▸ Directions for this task:
Each line below should be quoted exactly, please.

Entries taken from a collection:

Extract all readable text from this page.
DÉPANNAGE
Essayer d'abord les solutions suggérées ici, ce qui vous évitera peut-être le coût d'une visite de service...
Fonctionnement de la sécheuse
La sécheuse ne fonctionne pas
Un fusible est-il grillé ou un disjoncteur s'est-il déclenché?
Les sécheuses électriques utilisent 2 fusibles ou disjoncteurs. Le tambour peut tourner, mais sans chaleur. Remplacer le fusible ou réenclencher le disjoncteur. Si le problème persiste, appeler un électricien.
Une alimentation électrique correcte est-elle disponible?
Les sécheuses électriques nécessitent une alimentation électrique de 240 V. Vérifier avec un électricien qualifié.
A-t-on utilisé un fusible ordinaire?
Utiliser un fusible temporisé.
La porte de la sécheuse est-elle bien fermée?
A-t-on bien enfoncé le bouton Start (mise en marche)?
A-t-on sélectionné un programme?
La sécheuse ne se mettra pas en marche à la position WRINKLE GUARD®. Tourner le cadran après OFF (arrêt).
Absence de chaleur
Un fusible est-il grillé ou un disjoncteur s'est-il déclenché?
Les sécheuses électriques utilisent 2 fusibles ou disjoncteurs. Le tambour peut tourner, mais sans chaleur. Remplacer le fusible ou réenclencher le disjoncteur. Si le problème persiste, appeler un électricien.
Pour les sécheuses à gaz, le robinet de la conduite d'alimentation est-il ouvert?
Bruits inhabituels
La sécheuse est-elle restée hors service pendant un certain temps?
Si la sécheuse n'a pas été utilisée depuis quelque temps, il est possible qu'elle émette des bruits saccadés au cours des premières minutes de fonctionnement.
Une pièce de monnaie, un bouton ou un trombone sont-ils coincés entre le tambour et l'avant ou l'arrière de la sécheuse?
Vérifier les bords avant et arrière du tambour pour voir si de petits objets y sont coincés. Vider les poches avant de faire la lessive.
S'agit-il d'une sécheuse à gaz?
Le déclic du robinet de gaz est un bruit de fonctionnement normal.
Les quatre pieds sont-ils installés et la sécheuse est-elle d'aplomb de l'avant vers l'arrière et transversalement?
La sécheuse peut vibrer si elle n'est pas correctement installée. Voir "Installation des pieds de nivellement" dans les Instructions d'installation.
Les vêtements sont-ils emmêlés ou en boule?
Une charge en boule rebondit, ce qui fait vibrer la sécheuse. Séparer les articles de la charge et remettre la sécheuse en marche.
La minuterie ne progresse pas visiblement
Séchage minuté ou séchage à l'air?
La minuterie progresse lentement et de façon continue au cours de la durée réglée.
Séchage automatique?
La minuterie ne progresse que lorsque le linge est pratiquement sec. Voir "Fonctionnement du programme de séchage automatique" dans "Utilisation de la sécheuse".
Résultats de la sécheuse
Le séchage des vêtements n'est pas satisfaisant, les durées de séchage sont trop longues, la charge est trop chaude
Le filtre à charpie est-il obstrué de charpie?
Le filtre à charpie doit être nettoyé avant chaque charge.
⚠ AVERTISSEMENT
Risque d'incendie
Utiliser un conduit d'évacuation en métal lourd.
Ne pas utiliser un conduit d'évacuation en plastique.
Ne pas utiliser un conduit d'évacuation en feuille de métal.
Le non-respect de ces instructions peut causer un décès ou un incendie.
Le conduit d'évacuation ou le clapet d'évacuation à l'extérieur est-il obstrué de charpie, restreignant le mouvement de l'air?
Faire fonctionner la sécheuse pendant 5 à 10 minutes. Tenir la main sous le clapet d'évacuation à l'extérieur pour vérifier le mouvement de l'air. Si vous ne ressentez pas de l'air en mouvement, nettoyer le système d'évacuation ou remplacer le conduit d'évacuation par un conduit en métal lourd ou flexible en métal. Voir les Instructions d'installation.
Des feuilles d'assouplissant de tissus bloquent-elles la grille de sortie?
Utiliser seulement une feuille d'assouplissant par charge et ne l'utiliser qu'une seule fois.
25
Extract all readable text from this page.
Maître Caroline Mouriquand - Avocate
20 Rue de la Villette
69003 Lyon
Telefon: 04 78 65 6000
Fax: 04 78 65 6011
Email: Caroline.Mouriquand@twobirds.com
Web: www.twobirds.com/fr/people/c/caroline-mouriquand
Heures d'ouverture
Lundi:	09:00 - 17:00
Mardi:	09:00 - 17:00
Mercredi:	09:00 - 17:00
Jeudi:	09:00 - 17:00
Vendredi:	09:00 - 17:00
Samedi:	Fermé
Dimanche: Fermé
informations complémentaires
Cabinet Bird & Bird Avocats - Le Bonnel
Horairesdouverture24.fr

▸ Answer to the task:
Extract all readable text from this page.
DÉPANNAGE
Essayer d'abord les solutions suggérées ici, ce qui vous évitera peut-être le coût d'une visite de service...
Fonctionnement de la sécheuse
La sécheuse ne fonctionne pas
Un fusible est-il grillé ou un disjoncteur s'est-il déclenché?
Les sécheuses électriques utilisent 2 fusibles ou disjoncteurs. Le tambour peut tourner, mais sans chaleur. Remplacer le fusible ou réenclencher le disjoncteur. Si le problème persiste, appeler un électricien.
Une alimentation électrique correcte est-elle disponible?
Les sécheuses électriques nécessitent une alimentation électrique de 240 V. Vérifier avec un électricien qualifié.
A-t-on utilisé un fusible ordinaire?
Utiliser un fusible temporisé.
La porte de la sécheuse est-elle bien fermée?
A-t-on bien enfoncé le bouton Start (mise en marche)?
A-t-on sélectionné un programme?
La sécheuse ne se mettra pas en marche à la position WRINKLE GUARD®. Tourner le cadran après OFF (arrêt).
Absence de chaleur
Un fusible est-il grillé ou un disjoncteur s'est-il déclenché?
Les sécheuses électriques utilisent 2 fusibles ou disjoncteurs. Le tambour peut tourner, mais sans chaleur. Remplacer le fusible ou réenclencher le disjoncteur. Si le problème persiste, appeler un électricien.
Pour les sécheuses à gaz, le robinet de la conduite d'alimentation est-il ouvert?
Bruits inhabituels
La sécheuse est-elle restée hors service pendant un certain temps?
Si la sécheuse n'a pas été utilisée depuis quelque temps, il est possible qu'elle émette des bruits saccadés au cours des premières minutes de fonctionnement.
Une pièce de monnaie, un bouton ou un trombone sont-ils coincés entre le tambour et l'avant ou l'arrière de la sécheuse?
Vérifier les bords avant et arrière du tambour pour voir si de petits objets y sont coincés. Vider les poches avant de faire la lessive.
S'agit-il d'une sécheuse à gaz?
Le déclic du robinet de gaz est un bruit de fonctionnement normal.
Les quatre pieds sont-ils installés et la sécheuse est-elle d'aplomb de l'avant vers l'arrière et transversalement?
La sécheuse peut vibrer si elle n'est pas correctement installée. Voir "Installation des pieds de nivellement" dans les Instructions d'installation.
Les vêtements sont-ils emmêlés ou en boule?
Une charge en boule rebondit, ce qui fait vibrer la sécheuse. Séparer les articles de la charge et remettre la sécheuse en marche.
La minuterie ne progresse pas visiblement
Séchage minuté ou séchage à l'air?
La minuterie progresse lentement et de façon continue au cours de la durée réglée.
Séchage automatique?
La minuterie ne progresse que lorsque le linge est pratiquement sec. Voir "Fonctionnement du programme de séchage automatique" dans "Utilisation de la sécheuse".
Résultats de la sécheuse
Le séchage des vêtements n'est pas satisfaisant, les durées de séchage sont trop longues, la charge est trop chaude
Le filtre à charpie est-il obstrué de charpie?
Le filtre à charpie doit être nettoyé avant chaque charge.
⚠ AVERTISSEMENT
Risque d'incendie
Utiliser un conduit d'évacuation en métal lourd.
Ne pas utiliser un conduit d'évacuation en plastique.
Ne pas utiliser un conduit d'évacuation en feuille de métal.
Le non-respect de ces instructions peut causer un décès ou un incendie.
Le conduit d'évacuation ou le clapet d'évacuation à l'extérieur est-il obstrué de charpie, restreignant le mouvement de l'air?
Faire fonctionner la sécheuse pendant 5 à 10 minutes. Tenir la main sous le clapet d'évacuation à l'extérieur pour vérifier le mouvement de l'air. Si vous ne ressentez pas de l'air en mouvement, nettoyer le système d'évacuation ou remplacer le conduit d'évacuation par un conduit en métal lourd ou flexible en métal. Voir les Instructions d'installation.
Des feuilles d'assouplissant de tissus bloquent-elles la grille de sortie?
Utiliser seulement une feuille d'assouplissant par charge et ne l'utiliser qu'une seule fois.
25
Extract all readable text from this page.
Maître Caroline Mouriquand - Avocate
20 Rue de la Villette
69003 Lyon
Telefon: 04 78 65 6000
Fax: 04 78 65 6011
Email: Caroline.Mouriquand@twobirds.com
Web: www.twobirds.com/fr/people/c/caroline-mouriquand
Heures d'ouverture
Lundi:	09:00 - 17:00
Mardi:	09:00 - 17:00
Mercredi:	09:00 - 17:00
Jeudi:	09:00 - 17:00
Vendredi:	09:00 - 17:00
Samedi:	Fermé
Dimanche: Fermé
informations complémentaires
Cabinet Bird & Bird Avocats - Le Bonnel
Horairesdouverture24.fr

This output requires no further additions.